> GIVEN TASK
Arrange the lines of the data below as a Markdown table with the columns "No." and "Line", starting at the line that contains "y-tick-label: 60 — [66, 130, 83, 142]" and ending at the line that contains "extract all elements". Include both of those lines and leave out any blank lines.

++++ RECORD LIST ++++

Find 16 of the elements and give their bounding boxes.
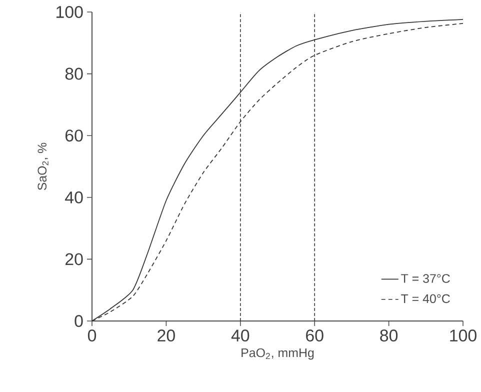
y-tick-label: 60 — [66, 130, 83, 142]
x-tick-label: 100 — [450, 330, 476, 342]
y-tick-label: 100 — [56, 6, 83, 18]
y-tick-label: 80 — [65, 68, 83, 80]
legend-label: T = 37°C — [401, 274, 450, 283]
y-tick-label: 0 — [74, 315, 83, 327]
x-tick-label: 0 — [88, 330, 96, 342]
x-tick-label: 80 — [380, 330, 398, 342]
x-axis-title: PaO$_{2}$, mmHg — [242, 348, 314, 360]
legend-label: T = 40°C — [401, 294, 450, 304]
x-tick-label: 20 — [158, 330, 175, 342]
x-tick-label: 60 — [306, 330, 324, 342]
y-tick-label: 40 — [65, 191, 83, 204]
y-tick-label: 20 — [66, 253, 83, 266]
y-axis-title: SaO$_{2}$, % — [38, 142, 48, 190]
x-tick-label: 40 — [231, 330, 250, 342]
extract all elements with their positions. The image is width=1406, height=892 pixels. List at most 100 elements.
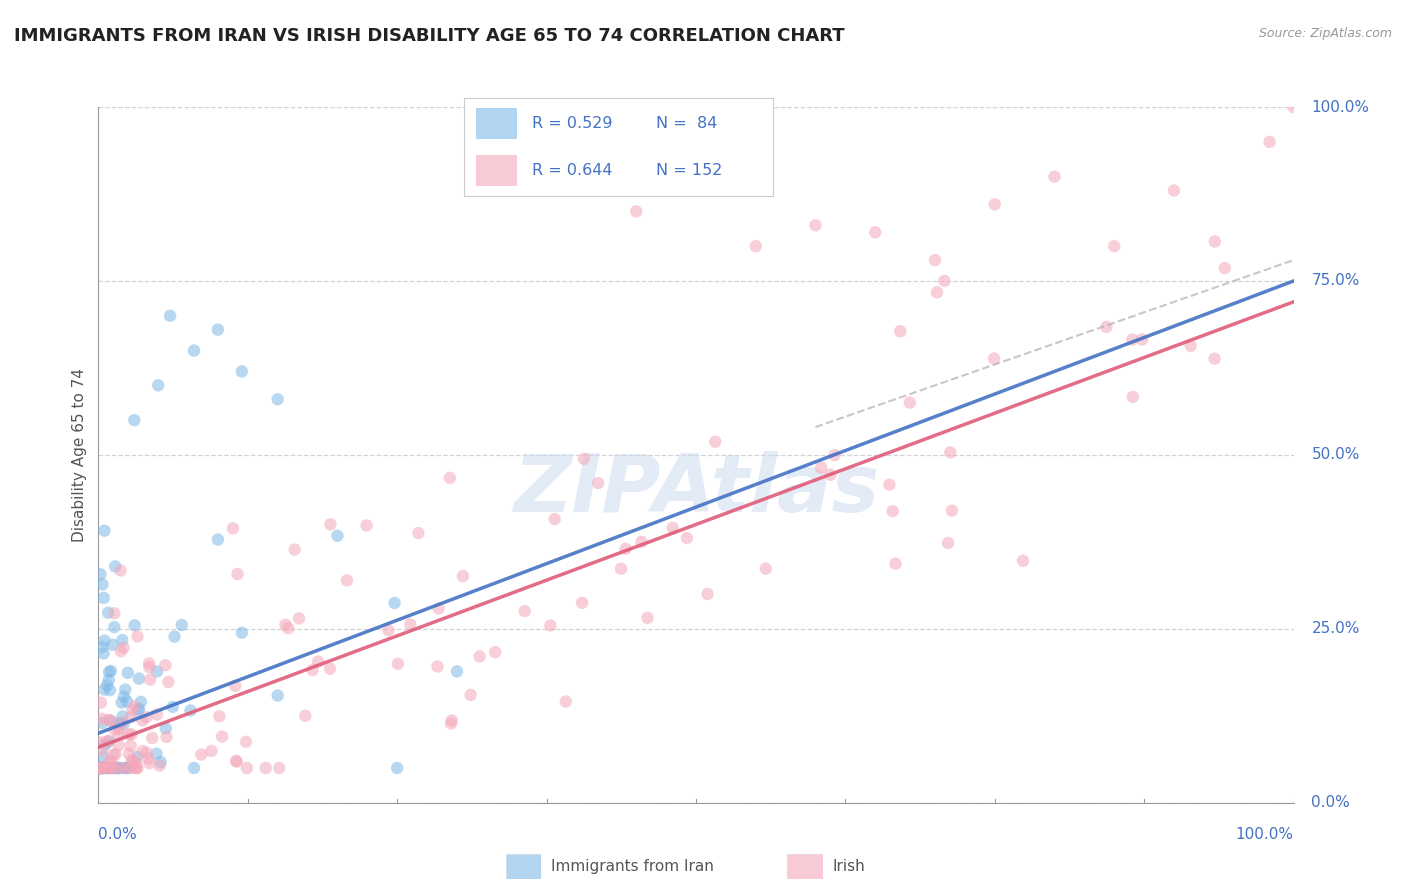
Point bbox=[336, 574, 359, 588]
Point bbox=[120, 759, 142, 773]
Point bbox=[696, 587, 718, 601]
Point bbox=[676, 531, 699, 545]
Point bbox=[89, 761, 111, 775]
Text: Immigrants from Iran: Immigrants from Iran bbox=[551, 859, 714, 873]
Point bbox=[1163, 184, 1185, 198]
Point bbox=[254, 761, 277, 775]
Point bbox=[1282, 100, 1305, 114]
Point bbox=[222, 521, 245, 535]
Point bbox=[439, 471, 461, 485]
Point bbox=[90, 696, 112, 710]
Point bbox=[149, 755, 172, 769]
Point bbox=[267, 689, 290, 703]
Y-axis label: Disability Age 65 to 74: Disability Age 65 to 74 bbox=[72, 368, 87, 542]
Bar bbox=[477, 108, 516, 139]
Point bbox=[91, 761, 114, 775]
Point bbox=[98, 734, 121, 748]
Point bbox=[468, 649, 491, 664]
Point bbox=[162, 699, 184, 714]
Point bbox=[90, 761, 112, 775]
Point bbox=[124, 699, 146, 714]
Point bbox=[98, 683, 121, 698]
Point bbox=[89, 761, 111, 775]
Text: 0.0%: 0.0% bbox=[1312, 796, 1350, 810]
Point bbox=[384, 596, 406, 610]
Point bbox=[93, 524, 115, 538]
Point bbox=[97, 761, 120, 775]
Point bbox=[934, 274, 956, 288]
Point bbox=[107, 761, 129, 775]
Point bbox=[145, 747, 167, 761]
Point bbox=[179, 704, 201, 718]
Point bbox=[104, 559, 127, 574]
Point bbox=[103, 723, 125, 737]
Point bbox=[624, 204, 647, 219]
Point bbox=[225, 755, 247, 769]
Point bbox=[427, 601, 450, 615]
Point bbox=[1043, 169, 1066, 184]
Point bbox=[538, 618, 561, 632]
Point bbox=[1102, 239, 1125, 253]
Point bbox=[610, 562, 633, 576]
Point bbox=[100, 664, 122, 678]
Point bbox=[1204, 351, 1226, 366]
Point bbox=[155, 730, 177, 744]
Point bbox=[277, 621, 299, 635]
Point bbox=[115, 695, 138, 709]
Point bbox=[110, 644, 132, 658]
Point bbox=[148, 378, 170, 392]
Point bbox=[1180, 339, 1202, 353]
Point bbox=[288, 611, 311, 625]
Point bbox=[755, 561, 778, 575]
Point bbox=[124, 413, 146, 427]
Point bbox=[117, 665, 139, 680]
Point bbox=[97, 673, 120, 687]
Text: N =  84: N = 84 bbox=[655, 116, 717, 131]
Point bbox=[101, 761, 124, 775]
Point bbox=[122, 754, 145, 768]
Point bbox=[190, 747, 212, 762]
Point bbox=[294, 708, 316, 723]
Point bbox=[231, 364, 253, 378]
Point bbox=[89, 761, 111, 775]
Point bbox=[101, 714, 124, 729]
Point bbox=[572, 451, 595, 466]
Point bbox=[211, 730, 233, 744]
Point bbox=[118, 747, 141, 761]
Point bbox=[939, 445, 962, 459]
Point bbox=[446, 665, 468, 679]
Point bbox=[132, 744, 155, 758]
Point bbox=[127, 630, 149, 644]
Point bbox=[183, 761, 205, 775]
Point bbox=[983, 351, 1005, 366]
Point bbox=[120, 710, 142, 724]
Point bbox=[936, 536, 959, 550]
Point bbox=[121, 727, 143, 741]
Bar bbox=[477, 155, 516, 186]
Point bbox=[104, 747, 127, 761]
Point bbox=[120, 761, 142, 775]
Point bbox=[97, 761, 120, 775]
Point bbox=[128, 702, 150, 716]
Point bbox=[208, 709, 231, 723]
Point bbox=[226, 566, 249, 581]
Point bbox=[98, 761, 121, 775]
Point bbox=[94, 735, 117, 749]
Point bbox=[1122, 390, 1144, 404]
Point bbox=[889, 324, 911, 338]
Point bbox=[127, 704, 149, 718]
Point bbox=[440, 716, 463, 731]
Point bbox=[124, 761, 146, 775]
Point bbox=[135, 746, 157, 760]
Point bbox=[94, 738, 117, 752]
Point bbox=[104, 761, 127, 775]
Text: 50.0%: 50.0% bbox=[1312, 448, 1360, 462]
Point bbox=[90, 761, 112, 775]
Point bbox=[96, 678, 118, 692]
Text: Irish: Irish bbox=[832, 859, 865, 873]
Point bbox=[121, 703, 143, 717]
Point bbox=[90, 761, 112, 775]
Point bbox=[387, 657, 409, 671]
Point bbox=[93, 591, 115, 605]
Point bbox=[170, 618, 193, 632]
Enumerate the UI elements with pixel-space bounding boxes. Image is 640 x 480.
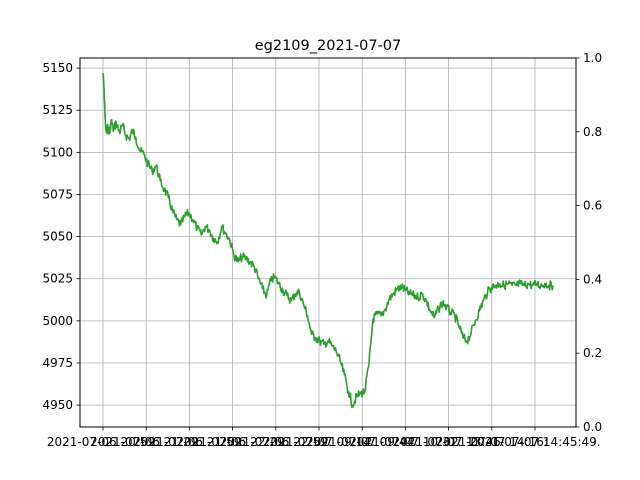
- x-tick-label: 2021-07-06 21:59:: [133, 435, 245, 449]
- y-tick-label: 4975: [42, 356, 73, 370]
- y-axis-left: 4950 4975 5000 5025 5050 5075 5100 5125 5150: [42, 61, 80, 412]
- x-axis: 2021-07-06 20:59:2021-07-06 21:29:2021-0…: [47, 427, 601, 449]
- y-tick-label: 5100: [42, 145, 73, 159]
- y-tick-label: 5025: [42, 272, 73, 286]
- y2-tick-label: 0.6: [583, 199, 602, 213]
- x-tick-label: 2021-07-06 22:59:: [220, 435, 332, 449]
- y2-tick-label: 0.2: [583, 346, 602, 360]
- x-tick-label: 2021-07-07 13:46:: [393, 435, 505, 449]
- y-tick-label: 5125: [42, 103, 73, 117]
- chart-title: eg2109_2021-07-07: [255, 38, 402, 54]
- y2-tick-label: 0.8: [583, 125, 602, 139]
- y-axis-right: 0.0 0.2 0.4 0.6 0.8 1.0: [576, 51, 602, 434]
- y-tick-label: 5150: [42, 61, 73, 75]
- x-tick-label: 2021-07-07 14:16:: [436, 435, 548, 449]
- x-tick-label: 2021-07-06 22:29:: [177, 435, 289, 449]
- series-layer: [102, 73, 554, 409]
- y-tick-label: 5050: [42, 230, 73, 244]
- x-tick-label: 2021-07-07 09:44:: [306, 435, 418, 449]
- x-tick-label: 2021-07-07 09:14:: [263, 435, 375, 449]
- series-line: [102, 73, 554, 409]
- x-tick-label: 2021-07-07 10:31:: [349, 435, 461, 449]
- plot-frame: [79, 57, 577, 428]
- grid: [80, 58, 576, 427]
- y2-tick-label: 0.0: [583, 420, 602, 434]
- y-tick-label: 5000: [42, 314, 73, 328]
- y2-tick-label: 0.4: [583, 272, 602, 286]
- x-tick-label: 2021-07-06 21:29:: [90, 435, 202, 449]
- y-tick-label: 4950: [42, 398, 73, 412]
- x-tick-label: 2021-07-07 14:45:49.: [469, 435, 600, 449]
- x-tick-label: 2021-07-06 20:59:: [47, 435, 159, 449]
- y-tick-label: 5075: [42, 187, 73, 201]
- y2-tick-label: 1.0: [583, 51, 602, 65]
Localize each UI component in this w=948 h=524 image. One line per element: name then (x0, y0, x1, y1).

++++

> CORRECT OUTPUT
| No. | Line |
|---|---|
| 1 | y-tick-label: 60 — [66, 130, 83, 142] |
| 2 | x-tick-label: 100 — [450, 330, 476, 342] |
| 3 | y-tick-label: 100 — [56, 6, 83, 18] |
| 4 | y-tick-label: 80 — [65, 68, 83, 80] |
| 5 | legend-label: T = 37°C — [401, 274, 450, 283] |
| 6 | y-tick-label: 0 — [74, 315, 83, 327] |
| 7 | x-tick-label: 0 — [88, 330, 96, 342] |
| 8 | x-tick-label: 80 — [380, 330, 398, 342] |
| 9 | x-axis-title: PaO$_{2}$, mmHg — [242, 348, 314, 360] |
| 10 | legend-label: T = 40°C — [401, 294, 450, 304] |
| 11 | x-tick-label: 20 — [158, 330, 175, 342] |
| 12 | x-tick-label: 60 — [306, 330, 324, 342] |
| 13 | y-tick-label: 40 — [65, 191, 83, 204] |
| 14 | y-tick-label: 20 — [66, 253, 83, 266] |
| 15 | y-axis-title: SaO$_{2}$, % — [38, 142, 48, 190] |
| 16 | x-tick-label: 40 — [231, 330, 250, 342] |
| 17 | extract all elements with their positions. The image is width=1406, height=892 pixels. List at most 100 elements. |